REQUIRED TASK — Only the pictures stay out; every record is to be quoted exactly.

INFORMATION SHOWN —

● ● ● ●

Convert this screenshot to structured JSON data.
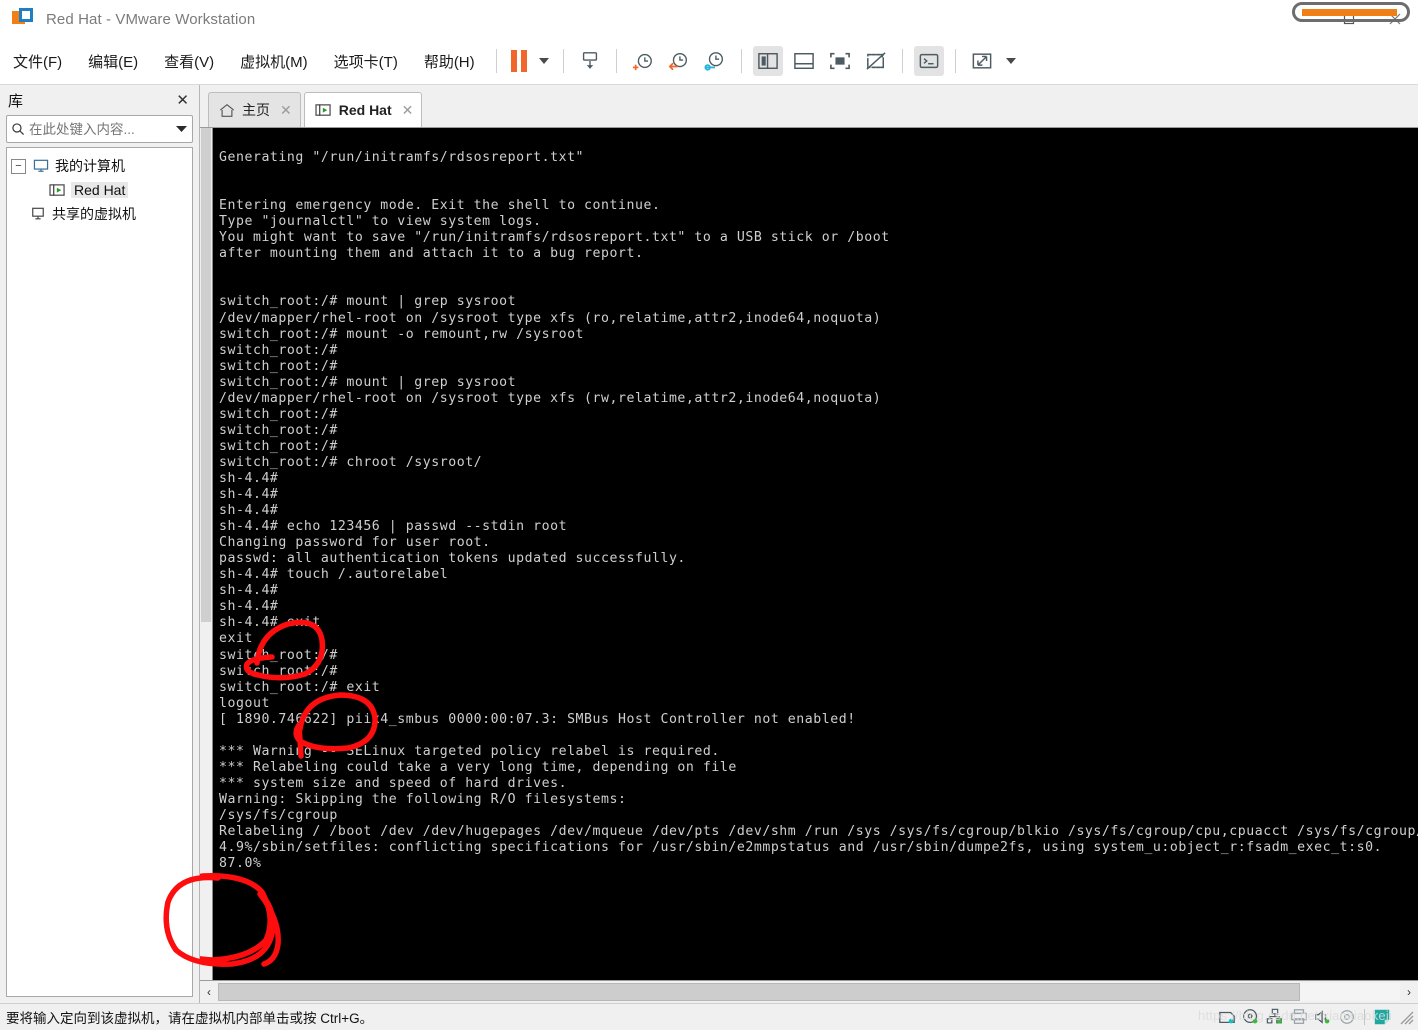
{
  "window": {
    "title": "Red Hat - VMware Workstation",
    "app_icon": "vmware-logo-icon",
    "minimize": "minimize-icon",
    "maximize": "maximize-icon",
    "close": "close-icon"
  },
  "menu": [
    {
      "label": "文件(F)",
      "name": "menu-file"
    },
    {
      "label": "编辑(E)",
      "name": "menu-edit"
    },
    {
      "label": "查看(V)",
      "name": "menu-view"
    },
    {
      "label": "虚拟机(M)",
      "name": "menu-vm"
    },
    {
      "label": "选项卡(T)",
      "name": "menu-tabs"
    },
    {
      "label": "帮助(H)",
      "name": "menu-help"
    }
  ],
  "toolbar": {
    "pause": "pause-icon",
    "pause_dropdown": "chevron-down-icon",
    "items": [
      {
        "name": "send-ctrl-alt-del-icon",
        "title": "发送 Ctrl+Alt+Del"
      },
      {
        "name": "take-snapshot-icon",
        "title": "拍摄此虚拟机的快照"
      },
      {
        "name": "revert-snapshot-icon",
        "title": "恢复至快照"
      },
      {
        "name": "manage-snapshots-icon",
        "title": "管理快照"
      },
      {
        "name": "show-library-icon",
        "title": "显示或隐藏库",
        "selected": true
      },
      {
        "name": "show-thumbnail-bar-icon",
        "title": "显示或隐藏缩略图栏"
      },
      {
        "name": "full-screen-icon",
        "title": "进入全屏模式"
      },
      {
        "name": "unity-mode-icon",
        "title": "进入 Unity 模式"
      },
      {
        "name": "console-view-icon",
        "title": "控制台视图",
        "selected": true
      },
      {
        "name": "stretch-guest-icon",
        "title": "自由拉伸"
      }
    ],
    "stretch_dropdown": "chevron-down-icon"
  },
  "library": {
    "title": "库",
    "close": "close-icon",
    "search": {
      "icon": "search-icon",
      "value": "",
      "placeholder": "在此处键入内容...",
      "dropdown": "chevron-down-icon"
    },
    "tree": [
      {
        "label": "我的计算机",
        "icon": "computer-icon",
        "expander": "−",
        "level": 0,
        "selected": false,
        "name": "tree-item-my-computer"
      },
      {
        "label": "Red Hat",
        "icon": "vm-running-icon",
        "level": 1,
        "selected": true,
        "name": "tree-item-red-hat"
      },
      {
        "label": "共享的虚拟机",
        "icon": "shared-vms-icon",
        "level": 0,
        "selected": false,
        "name": "tree-item-shared-vms"
      }
    ]
  },
  "tabs": [
    {
      "label": "主页",
      "icon": "home-icon",
      "active": false,
      "close": "close-icon",
      "name": "tab-home"
    },
    {
      "label": "Red Hat",
      "icon": "vm-running-icon",
      "active": true,
      "close": "close-icon",
      "name": "tab-red-hat"
    }
  ],
  "terminal": {
    "background": "#000000",
    "foreground": "#cfcfcf",
    "lines": [
      "",
      "Generating \"/run/initramfs/rdsosreport.txt\"",
      "",
      "",
      "Entering emergency mode. Exit the shell to continue.",
      "Type \"journalctl\" to view system logs.",
      "You might want to save \"/run/initramfs/rdsosreport.txt\" to a USB stick or /boot",
      "after mounting them and attach it to a bug report.",
      "",
      "",
      "switch_root:/# mount | grep sysroot",
      "/dev/mapper/rhel-root on /sysroot type xfs (ro,relatime,attr2,inode64,noquota)",
      "switch_root:/# mount -o remount,rw /sysroot",
      "switch_root:/#",
      "switch_root:/#",
      "switch_root:/# mount | grep sysroot",
      "/dev/mapper/rhel-root on /sysroot type xfs (rw,relatime,attr2,inode64,noquota)",
      "switch_root:/#",
      "switch_root:/#",
      "switch_root:/#",
      "switch_root:/# chroot /sysroot/",
      "sh-4.4#",
      "sh-4.4#",
      "sh-4.4#",
      "sh-4.4# echo 123456 | passwd --stdin root",
      "Changing password for user root.",
      "passwd: all authentication tokens updated successfully.",
      "sh-4.4# touch /.autorelabel",
      "sh-4.4#",
      "sh-4.4#",
      "sh-4.4# exit",
      "exit",
      "switch_root:/#",
      "switch_root:/#",
      "switch_root:/# exit",
      "logout",
      "[ 1890.746622] piix4_smbus 0000:00:07.3: SMBus Host Controller not enabled!",
      "",
      "*** Warning -- SELinux targeted policy relabel is required.",
      "*** Relabeling could take a very long time, depending on file",
      "*** system size and speed of hard drives.",
      "Warning: Skipping the following R/O filesystems:",
      "/sys/fs/cgroup",
      "Relabeling / /boot /dev /dev/hugepages /dev/mqueue /dev/pts /dev/shm /run /sys /sys/fs/cgroup/blkio /sys/fs/cgroup/cpu,cpuacct /sys/fs/cgroup/cpuset /sys/fs/cgroup/devices /sys/fs/cgroup/freezer /sys/fs/cgroup/hugetlb /sys/fs/cgroup/memory /sys/fs/cgroup/net_cls,net_prio /sys/fs/cgroup/perf_event /sys/fs/cgroup/pids /sys/fs/cgroup/rdma /sys/fs/cgroup/systemd /sys/fs/pstore /sys/kernel/debug",
      "4.9%/sbin/setfiles: conflicting specifications for /usr/sbin/e2mmpstatus and /usr/sbin/dumpe2fs, using system_u:object_r:fsadm_exec_t:s0.",
      "87.0%"
    ],
    "annotations": [
      {
        "name": "annotation-circle-exit-1",
        "color": "#ff0000",
        "target_text": "sh-4.4# exit"
      },
      {
        "name": "annotation-circle-exit-2",
        "color": "#ff0000",
        "target_text": "switch_root:/# exit"
      },
      {
        "name": "annotation-circle-progress",
        "color": "#ff0000",
        "target_text": "87.0%"
      }
    ],
    "scroll": {
      "vertical": "vertical-scrollbar",
      "horizontal": "horizontal-scrollbar",
      "left_arrow": "‹",
      "right_arrow": "›"
    }
  },
  "statusbar": {
    "message": "要将输入定向到该虚拟机，请在虚拟机内部单击或按 Ctrl+G。",
    "watermark": "https://blog.csdn.net/xiaoxiaokeji",
    "tray": [
      {
        "name": "tray-harddisk-icon"
      },
      {
        "name": "tray-cdrom-icon"
      },
      {
        "name": "tray-network-icon"
      },
      {
        "name": "tray-printer-icon"
      },
      {
        "name": "tray-sound-icon"
      },
      {
        "name": "tray-usb-icon"
      }
    ],
    "tray_extra": {
      "name": "tray-notes-icon"
    },
    "grip": "resize-grip-icon"
  }
}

● ● ● ●

FINAL RESULT —
Convert this screenshot to structured JSON data.
{
  "window": {
    "title": "Red Hat - VMware Workstation",
    "app_icon": "vmware-logo-icon",
    "minimize": "minimize-icon",
    "maximize": "maximize-icon",
    "close": "close-icon"
  },
  "menu": [
    {
      "label": "文件(F)",
      "name": "menu-file"
    },
    {
      "label": "编辑(E)",
      "name": "menu-edit"
    },
    {
      "label": "查看(V)",
      "name": "menu-view"
    },
    {
      "label": "虚拟机(M)",
      "name": "menu-vm"
    },
    {
      "label": "选项卡(T)",
      "name": "menu-tabs"
    },
    {
      "label": "帮助(H)",
      "name": "menu-help"
    }
  ],
  "toolbar": {
    "pause": "pause-icon",
    "pause_dropdown": "chevron-down-icon",
    "items": [
      {
        "name": "send-ctrl-alt-del-icon",
        "title": "发送 Ctrl+Alt+Del"
      },
      {
        "name": "take-snapshot-icon",
        "title": "拍摄此虚拟机的快照"
      },
      {
        "name": "revert-snapshot-icon",
        "title": "恢复至快照"
      },
      {
        "name": "manage-snapshots-icon",
        "title": "管理快照"
      },
      {
        "name": "show-library-icon",
        "title": "显示或隐藏库",
        "selected": true
      },
      {
        "name": "show-thumbnail-bar-icon",
        "title": "显示或隐藏缩略图栏"
      },
      {
        "name": "full-screen-icon",
        "title": "进入全屏模式"
      },
      {
        "name": "unity-mode-icon",
        "title": "进入 Unity 模式"
      },
      {
        "name": "console-view-icon",
        "title": "控制台视图",
        "selected": true
      },
      {
        "name": "stretch-guest-icon",
        "title": "自由拉伸"
      }
    ],
    "stretch_dropdown": "chevron-down-icon"
  },
  "library": {
    "title": "库",
    "close": "close-icon",
    "search": {
      "icon": "search-icon",
      "value": "",
      "placeholder": "在此处键入内容...",
      "dropdown": "chevron-down-icon"
    },
    "tree": [
      {
        "label": "我的计算机",
        "icon": "computer-icon",
        "expander": "−",
        "level": 0,
        "selected": false,
        "name": "tree-item-my-computer"
      },
      {
        "label": "Red Hat",
        "icon": "vm-running-icon",
        "level": 1,
        "selected": true,
        "name": "tree-item-red-hat"
      },
      {
        "label": "共享的虚拟机",
        "icon": "shared-vms-icon",
        "level": 0,
        "selected": false,
        "name": "tree-item-shared-vms"
      }
    ]
  },
  "tabs": [
    {
      "label": "主页",
      "icon": "home-icon",
      "active": false,
      "close": "close-icon",
      "name": "tab-home"
    },
    {
      "label": "Red Hat",
      "icon": "vm-running-icon",
      "active": true,
      "close": "close-icon",
      "name": "tab-red-hat"
    }
  ],
  "terminal": {
    "background": "#000000",
    "foreground": "#cfcfcf",
    "lines": [
      "",
      "Generating \"/run/initramfs/rdsosreport.txt\"",
      "",
      "",
      "Entering emergency mode. Exit the shell to continue.",
      "Type \"journalctl\" to view system logs.",
      "You might want to save \"/run/initramfs/rdsosreport.txt\" to a USB stick or /boot",
      "after mounting them and attach it to a bug report.",
      "",
      "",
      "switch_root:/# mount | grep sysroot",
      "/dev/mapper/rhel-root on /sysroot type xfs (ro,relatime,attr2,inode64,noquota)",
      "switch_root:/# mount -o remount,rw /sysroot",
      "switch_root:/#",
      "switch_root:/#",
      "switch_root:/# mount | grep sysroot",
      "/dev/mapper/rhel-root on /sysroot type xfs (rw,relatime,attr2,inode64,noquota)",
      "switch_root:/#",
      "switch_root:/#",
      "switch_root:/#",
      "switch_root:/# chroot /sysroot/",
      "sh-4.4#",
      "sh-4.4#",
      "sh-4.4#",
      "sh-4.4# echo 123456 | passwd --stdin root",
      "Changing password for user root.",
      "passwd: all authentication tokens updated successfully.",
      "sh-4.4# touch /.autorelabel",
      "sh-4.4#",
      "sh-4.4#",
      "sh-4.4# exit",
      "exit",
      "switch_root:/#",
      "switch_root:/#",
      "switch_root:/# exit",
      "logout",
      "[ 1890.746622] piix4_smbus 0000:00:07.3: SMBus Host Controller not enabled!",
      "",
      "*** Warning -- SELinux targeted policy relabel is required.",
      "*** Relabeling could take a very long time, depending on file",
      "*** system size and speed of hard drives.",
      "Warning: Skipping the following R/O filesystems:",
      "/sys/fs/cgroup",
      "Relabeling / /boot /dev /dev/hugepages /dev/mqueue /dev/pts /dev/shm /run /sys /sys/fs/cgroup/blkio /sys/fs/cgroup/cpu,cpuacct /sys/fs/cgroup/cpuset /sys/fs/cgroup/devices /sys/fs/cgroup/freezer /sys/fs/cgroup/hugetlb /sys/fs/cgroup/memory /sys/fs/cgroup/net_cls,net_prio /sys/fs/cgroup/perf_event /sys/fs/cgroup/pids /sys/fs/cgroup/rdma /sys/fs/cgroup/systemd /sys/fs/pstore /sys/kernel/debug",
      "4.9%/sbin/setfiles: conflicting specifications for /usr/sbin/e2mmpstatus and /usr/sbin/dumpe2fs, using system_u:object_r:fsadm_exec_t:s0.",
      "87.0%"
    ],
    "annotations": [
      {
        "name": "annotation-circle-exit-1",
        "color": "#ff0000",
        "target_text": "sh-4.4# exit"
      },
      {
        "name": "annotation-circle-exit-2",
        "color": "#ff0000",
        "target_text": "switch_root:/# exit"
      },
      {
        "name": "annotation-circle-progress",
        "color": "#ff0000",
        "target_text": "87.0%"
      }
    ],
    "scroll": {
      "vertical": "vertical-scrollbar",
      "horizontal": "horizontal-scrollbar",
      "left_arrow": "‹",
      "right_arrow": "›"
    }
  },
  "statusbar": {
    "message": "要将输入定向到该虚拟机，请在虚拟机内部单击或按 Ctrl+G。",
    "watermark": "https://blog.csdn.net/xiaoxiaokeji",
    "tray": [
      {
        "name": "tray-harddisk-icon"
      },
      {
        "name": "tray-cdrom-icon"
      },
      {
        "name": "tray-network-icon"
      },
      {
        "name": "tray-printer-icon"
      },
      {
        "name": "tray-sound-icon"
      },
      {
        "name": "tray-usb-icon"
      }
    ],
    "tray_extra": {
      "name": "tray-notes-icon"
    },
    "grip": "resize-grip-icon"
  }
}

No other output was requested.